Data records

☆ ☆ ☆

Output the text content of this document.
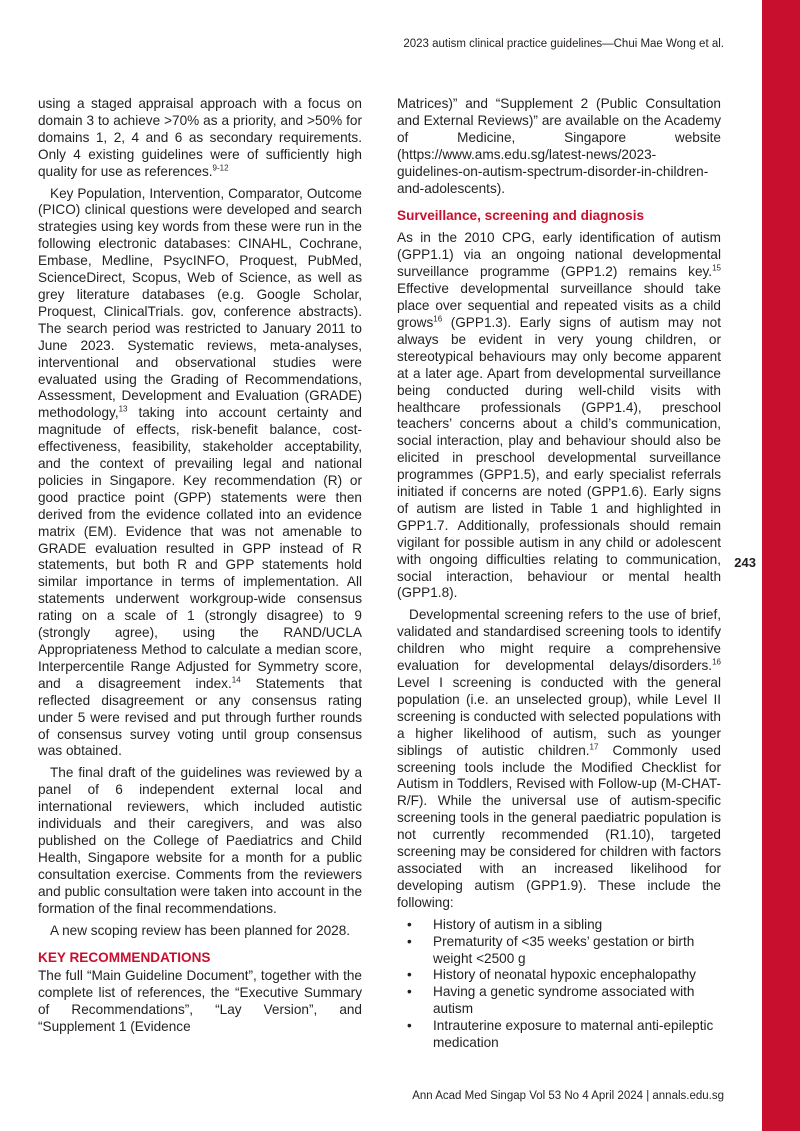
2023 autism clinical practice guidelines—Chui Mae Wong et al.
243

using a staged appraisal approach with a focus on domain 3 to achieve >70% as a priority, and >50% for domains 1, 2, 4 and 6 as secondary requirements. Only 4 existing guidelines were of sufficiently high quality for use as references.$^{9-12}$

Key Population, Intervention, Comparator, Outcome (PICO) clinical questions were developed and search strategies using key words from these were run in the following electronic databases: CINAHL, Cochrane, Embase, Medline, PsycINFO, Proquest, PubMed, ScienceDirect, Scopus, Web of Science, as well as grey literature databases (e.g. Google Scholar, Proquest, ClinicalTrials. gov, conference abstracts). The search period was restricted to January 2011 to June 2023. Systematic reviews, meta-analyses, interventional and observational studies were evaluated using the Grading of Recommendations, Assessment, Development and Evaluation (GRADE) methodology,$^{13}$ taking into account certainty and magnitude of effects, risk-benefit balance, cost-effectiveness, feasibility, stakeholder acceptability, and the context of prevailing legal and national policies in Singapore. Key recommendation (R) or good practice point (GPP) statements were then derived from the evidence collated into an evidence matrix (EM). Evidence that was not amenable to GRADE evaluation resulted in GPP instead of R statements, but both R and GPP statements hold similar importance in terms of implementation. All statements underwent workgroup-wide consensus rating on a scale of 1 (strongly disagree) to 9 (strongly agree), using the RAND/UCLA Appropriateness Method to calculate a median score, Interpercentile Range Adjusted for Symmetry score, and a disagreement index.$^{14}$ Statements that reflected disagreement or any consensus rating under 5 were revised and put through further rounds of consensus survey voting until group consensus was obtained.

The final draft of the guidelines was reviewed by a panel of 6 independent external local and international reviewers, which included autistic individuals and their caregivers, and was also published on the College of Paediatrics and Child Health, Singapore website for a month for a public consultation exercise. Comments from the reviewers and public consultation were taken into account in the formation of the final recommendations.

A new scoping review has been planned for 2028.

KEY RECOMMENDATIONS

The full “Main Guideline Document”, together with the complete list of references, the “Executive Summary of Recommendations”, “Lay Version”, and “Supplement 1 (Evidence

Matrices)” and “Supplement 2 (Public Consultation and External Reviews)” are available on the Academy of Medicine, Singapore website (https://www.ams.edu.sg/latest-news/2023-guidelines-on-autism-spectrum-disorder-in-children-and-adolescents).

Surveillance, screening and diagnosis

As in the 2010 CPG, early identification of autism (GPP1.1) via an ongoing national developmental surveillance programme (GPP1.2) remains key.$^{15}$ Effective developmental surveillance should take place over sequential and repeated visits as a child grows$^{16}$ (GPP1.3). Early signs of autism may not always be evident in very young children, or stereotypical behaviours may only become apparent at a later age. Apart from developmental surveillance being conducted during well-child visits with healthcare professionals (GPP1.4), preschool teachers’ concerns about a child’s communication, social interaction, play and behaviour should also be elicited in preschool developmental surveillance programmes (GPP1.5), and early specialist referrals initiated if concerns are noted (GPP1.6). Early signs of autism are listed in Table 1 and highlighted in GPP1.7. Additionally, professionals should remain vigilant for possible autism in any child or adolescent with ongoing difficulties relating to communication, social interaction, behaviour or mental health (GPP1.8).

Developmental screening refers to the use of brief, validated and standardised screening tools to identify children who might require a comprehensive evaluation for developmental delays/disorders.$^{16}$ Level I screening is conducted with the general population (i.e. an unselected group), while Level II screening is conducted with selected populations with a higher likelihood of autism, such as younger siblings of autistic children.$^{17}$ Commonly used screening tools include the Modified Checklist for Autism in Toddlers, Revised with Follow-up (M-CHAT-R/F). While the universal use of autism-specific screening tools in the general paediatric population is not currently recommended (R1.10), targeted screening may be considered for children with factors associated with an increased likelihood for developing autism (GPP1.9). These include the following:

• History of autism in a sibling
• Prematurity of <35 weeks’ gestation or birth weight <2500 g
• History of neonatal hypoxic encephalopathy
• Having a genetic syndrome associated with autism
• Intrauterine exposure to maternal anti-epileptic medication
Ann Acad Med Singap Vol 53 No 4 April 2024 | annals.edu.sg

☆ ☆ ☆

## What the task requires
Print the listing above in full, exactly as written. Omit any pictures.

## Reply
Output the text content of this document.
2023 autism clinical practice guidelines—Chui Mae Wong et al.
243

using a staged appraisal approach with a focus on domain 3 to achieve >70% as a priority, and >50% for domains 1, 2, 4 and 6 as secondary requirements. Only 4 existing guidelines were of sufficiently high quality for use as references.$^{9-12}$

Key Population, Intervention, Comparator, Outcome (PICO) clinical questions were developed and search strategies using key words from these were run in the following electronic databases: CINAHL, Cochrane, Embase, Medline, PsycINFO, Proquest, PubMed, ScienceDirect, Scopus, Web of Science, as well as grey literature databases (e.g. Google Scholar, Proquest, ClinicalTrials. gov, conference abstracts). The search period was restricted to January 2011 to June 2023. Systematic reviews, meta-analyses, interventional and observational studies were evaluated using the Grading of Recommendations, Assessment, Development and Evaluation (GRADE) methodology,$^{13}$ taking into account certainty and magnitude of effects, risk-benefit balance, cost-effectiveness, feasibility, stakeholder acceptability, and the context of prevailing legal and national policies in Singapore. Key recommendation (R) or good practice point (GPP) statements were then derived from the evidence collated into an evidence matrix (EM). Evidence that was not amenable to GRADE evaluation resulted in GPP instead of R statements, but both R and GPP statements hold similar importance in terms of implementation. All statements underwent workgroup-wide consensus rating on a scale of 1 (strongly disagree) to 9 (strongly agree), using the RAND/UCLA Appropriateness Method to calculate a median score, Interpercentile Range Adjusted for Symmetry score, and a disagreement index.$^{14}$ Statements that reflected disagreement or any consensus rating under 5 were revised and put through further rounds of consensus survey voting until group consensus was obtained.

The final draft of the guidelines was reviewed by a panel of 6 independent external local and international reviewers, which included autistic individuals and their caregivers, and was also published on the College of Paediatrics and Child Health, Singapore website for a month for a public consultation exercise. Comments from the reviewers and public consultation were taken into account in the formation of the final recommendations.

A new scoping review has been planned for 2028.

KEY RECOMMENDATIONS

The full “Main Guideline Document”, together with the complete list of references, the “Executive Summary of Recommendations”, “Lay Version”, and “Supplement 1 (Evidence

Matrices)” and “Supplement 2 (Public Consultation and External Reviews)” are available on the Academy of Medicine, Singapore website (https://www.ams.edu.sg/latest-news/2023-guidelines-on-autism-spectrum-disorder-in-children-and-adolescents).

Surveillance, screening and diagnosis

As in the 2010 CPG, early identification of autism (GPP1.1) via an ongoing national developmental surveillance programme (GPP1.2) remains key.$^{15}$ Effective developmental surveillance should take place over sequential and repeated visits as a child grows$^{16}$ (GPP1.3). Early signs of autism may not always be evident in very young children, or stereotypical behaviours may only become apparent at a later age. Apart from developmental surveillance being conducted during well-child visits with healthcare professionals (GPP1.4), preschool teachers’ concerns about a child’s communication, social interaction, play and behaviour should also be elicited in preschool developmental surveillance programmes (GPP1.5), and early specialist referrals initiated if concerns are noted (GPP1.6). Early signs of autism are listed in Table 1 and highlighted in GPP1.7. Additionally, professionals should remain vigilant for possible autism in any child or adolescent with ongoing difficulties relating to communication, social interaction, behaviour or mental health (GPP1.8).

Developmental screening refers to the use of brief, validated and standardised screening tools to identify children who might require a comprehensive evaluation for developmental delays/disorders.$^{16}$ Level I screening is conducted with the general population (i.e. an unselected group), while Level II screening is conducted with selected populations with a higher likelihood of autism, such as younger siblings of autistic children.$^{17}$ Commonly used screening tools include the Modified Checklist for Autism in Toddlers, Revised with Follow-up (M-CHAT-R/F). While the universal use of autism-specific screening tools in the general paediatric population is not currently recommended (R1.10), targeted screening may be considered for children with factors associated with an increased likelihood for developing autism (GPP1.9). These include the following:

• History of autism in a sibling
• Prematurity of <35 weeks’ gestation or birth weight <2500 g
• History of neonatal hypoxic encephalopathy
• Having a genetic syndrome associated with autism
• Intrauterine exposure to maternal anti-epileptic medication
Ann Acad Med Singap Vol 53 No 4 April 2024 | annals.edu.sg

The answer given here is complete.